**EXERCISE INSTRUCTIONS**
Identify all lines below that hold "simple" and collect them.

**EXCERPTED RECORDS**
>> begin

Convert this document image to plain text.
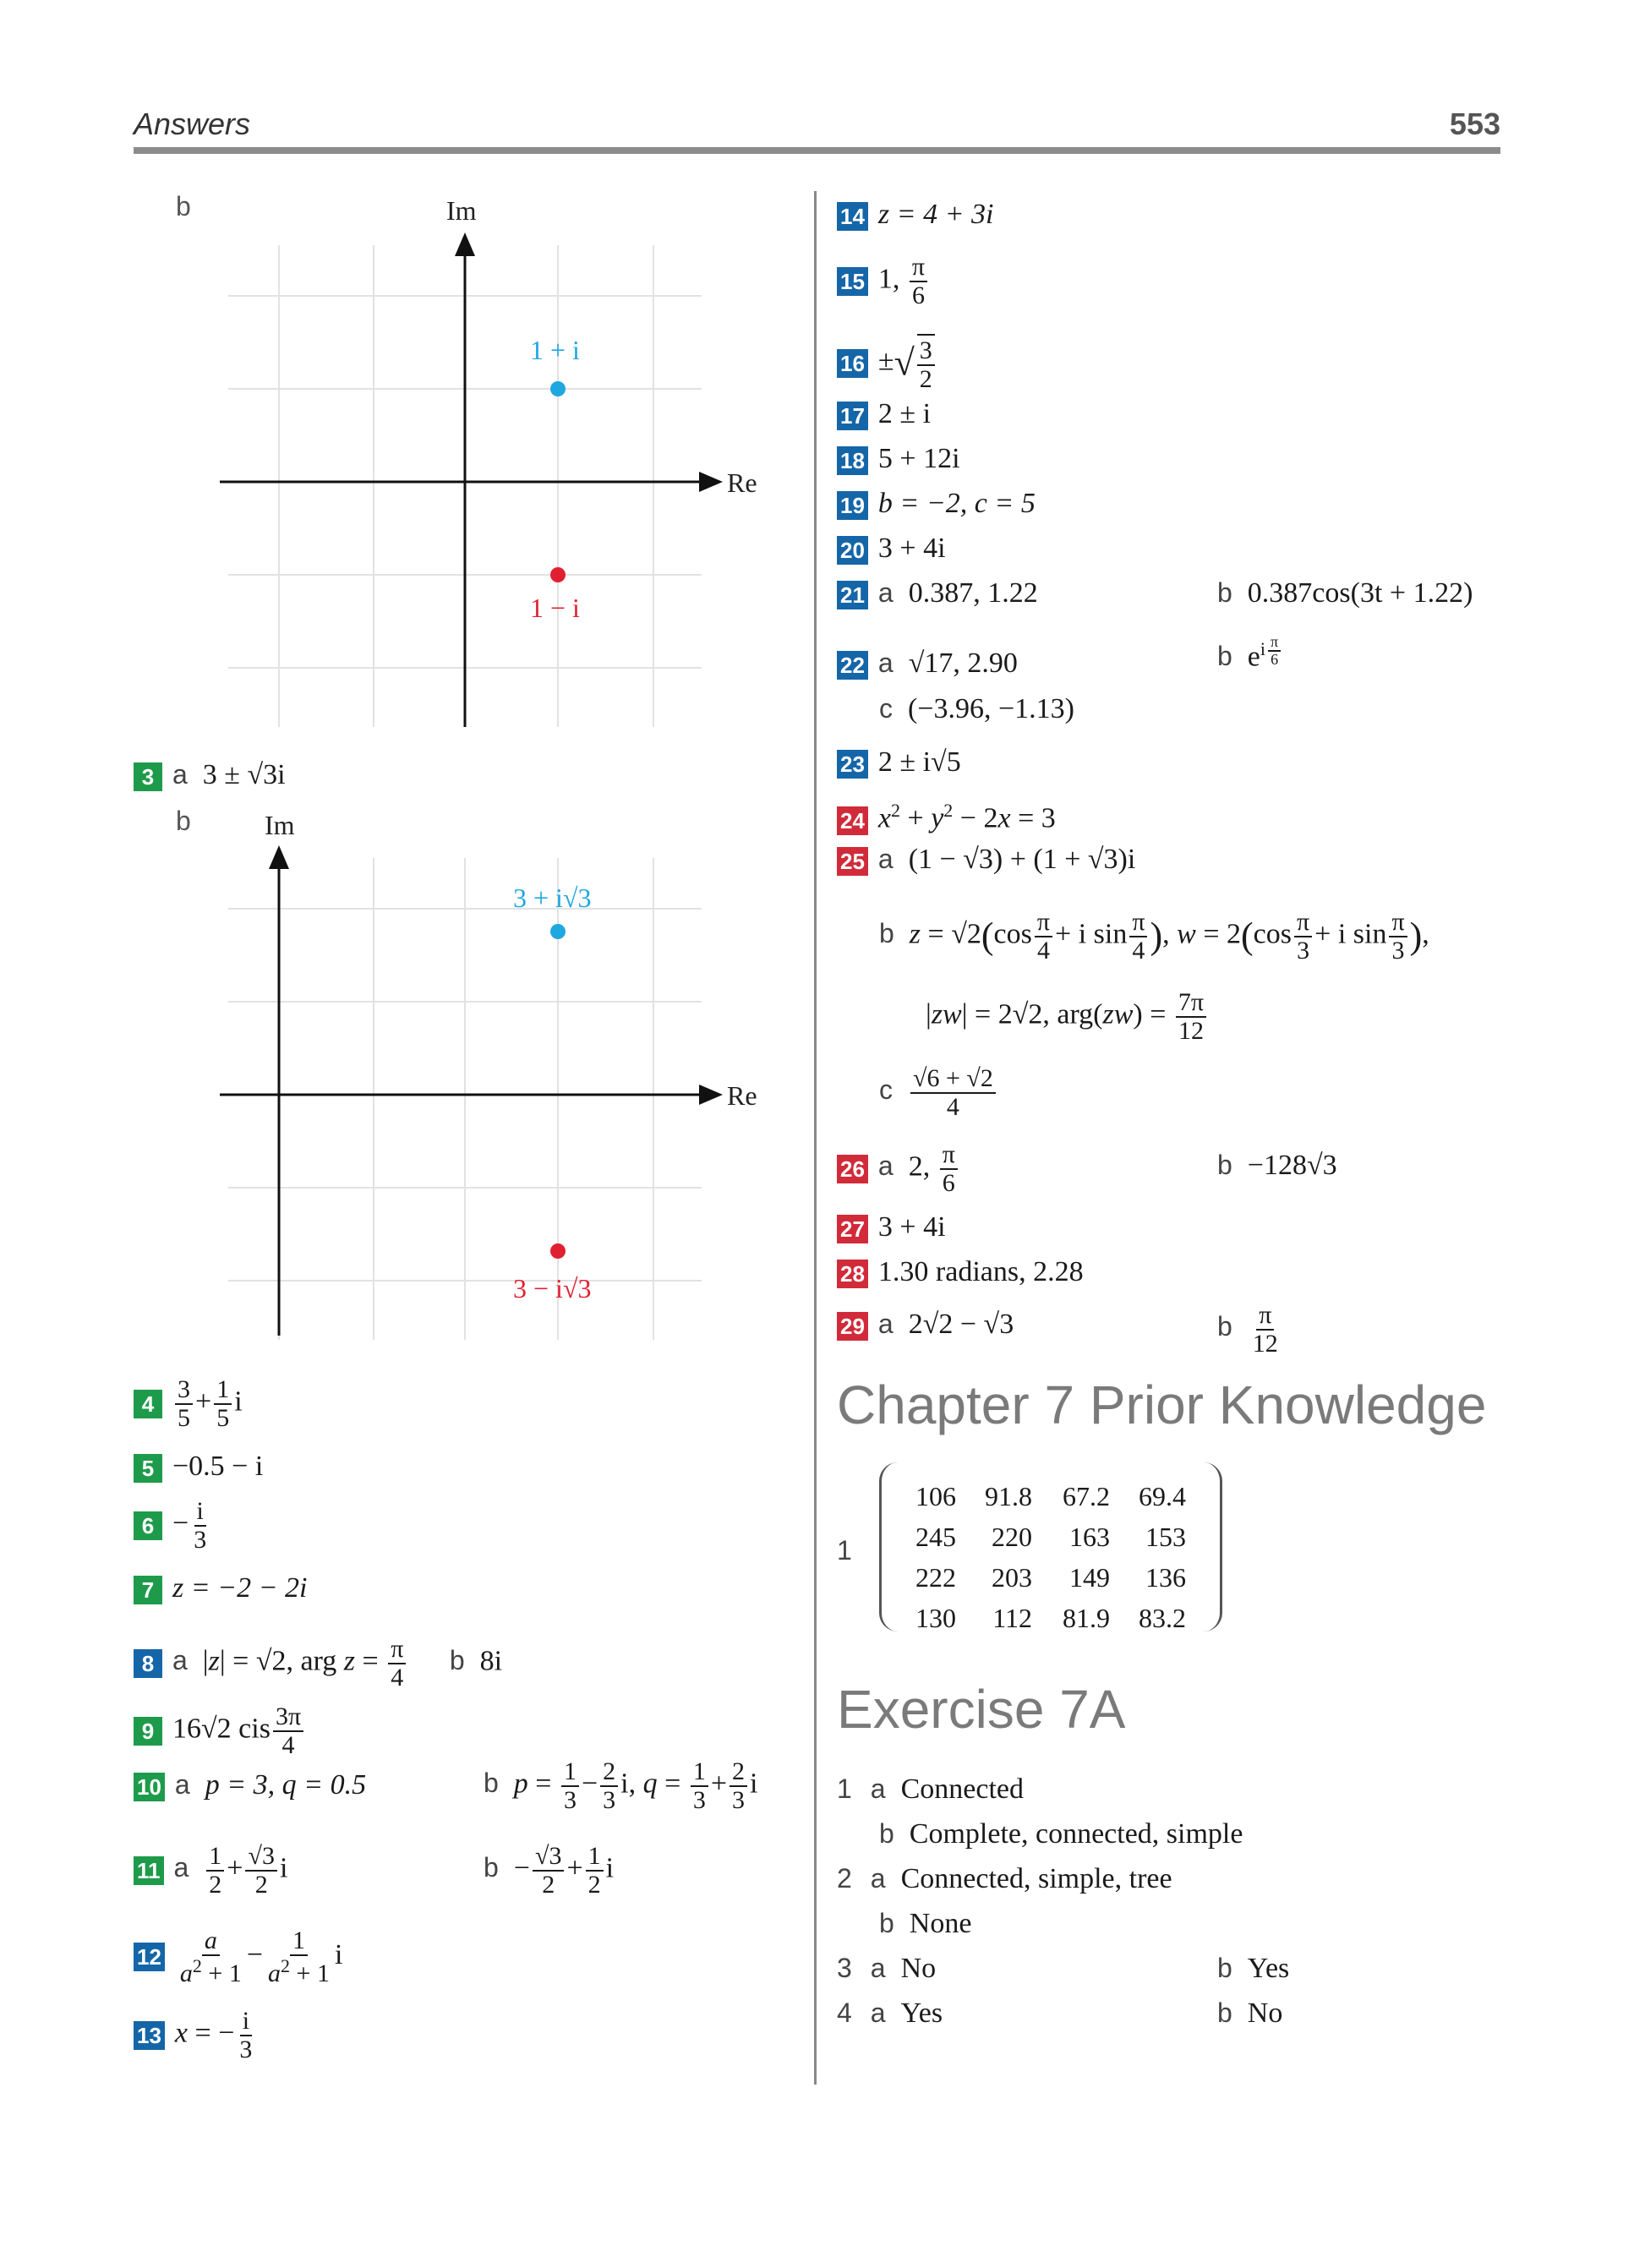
Answers	553
b	Im
Re
1 + i
1 − i
3 a 3 ± √3i
b	Im
Re
3 + i√3
3 − i√3
$4 \frac{3}{5} + \frac{1}{5}$ i
5 −0.5 − i
$6 - \frac{i}{3}$
7 z = −2 − 2i
8 a |z| = √2, arg $z = \frac{\pi}{4}$ b 8i
9 16√2 cis $\frac{3\pi}{4}$
10 a p = 3, q = 0.5	b $p = \frac{1}{3} - \frac{2}{3} i$, $q = \frac{1}{3} + \frac{2}{3}$ i
11 a $\frac{1}{2} + \frac{√3}{2}$ i	$b - \frac{√3}{2} + \frac{1}{2}$ i
$12 \frac{a}{a^2 + 1} - \frac{1}{a^2 + 1}$ i
13 x = − $\frac{i}{3}$
14 z = 4 + 3i
15 1, $\frac{\pi}{6}$
16 ±√ $\frac{3}{2}$
17 2 ± i
18 5 + 12i
19 b = −2, c = 5
20 3 + 4i
21 a 0.387, 1.22	b 0.387cos(3t + 1.22)
22 a √17, 2.90	b $e^{i \frac{\pi}{6}}$
c (−3.96, −1.13)
23 2 ± i√5
24 $x^2 + y^2 - 2x = 3$
25 a (1 − √3) + (1 + √3)i
b $z = √2(\cos \frac{\pi}{4} + i$ $\sin \frac{\pi}{4}$ ), $w = 2(\cos \frac{\pi}{3} + i$ $\sin \frac{\pi}{3}$ ),
|zw| = 2√2, $arg(zw) = \frac{7\pi}{12}$
c $\frac{√6 + √2}{4}$
26 a 2, $\frac{\pi}{6}$	b −128√3
27 3 + 4i
28 1.30 radians, 2.28
29 a 2√2 − √3	b $\frac{\pi}{12}$
Chapter 7 Prior Knowledge
1
106	91.8	67.2	69.4
245	220	163	153
222	203	149	136
130	112	81.9	83.2
Exercise 7A
1 a Connected
b Complete, connected, simple
2 a Connected, simple, tree
b None
3 a No	b Yes
4 a Yes	b No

>> end

**OUTPUT FOR THIS EXERCISE**
b Complete, connected, simple
2 a Connected, simple, tree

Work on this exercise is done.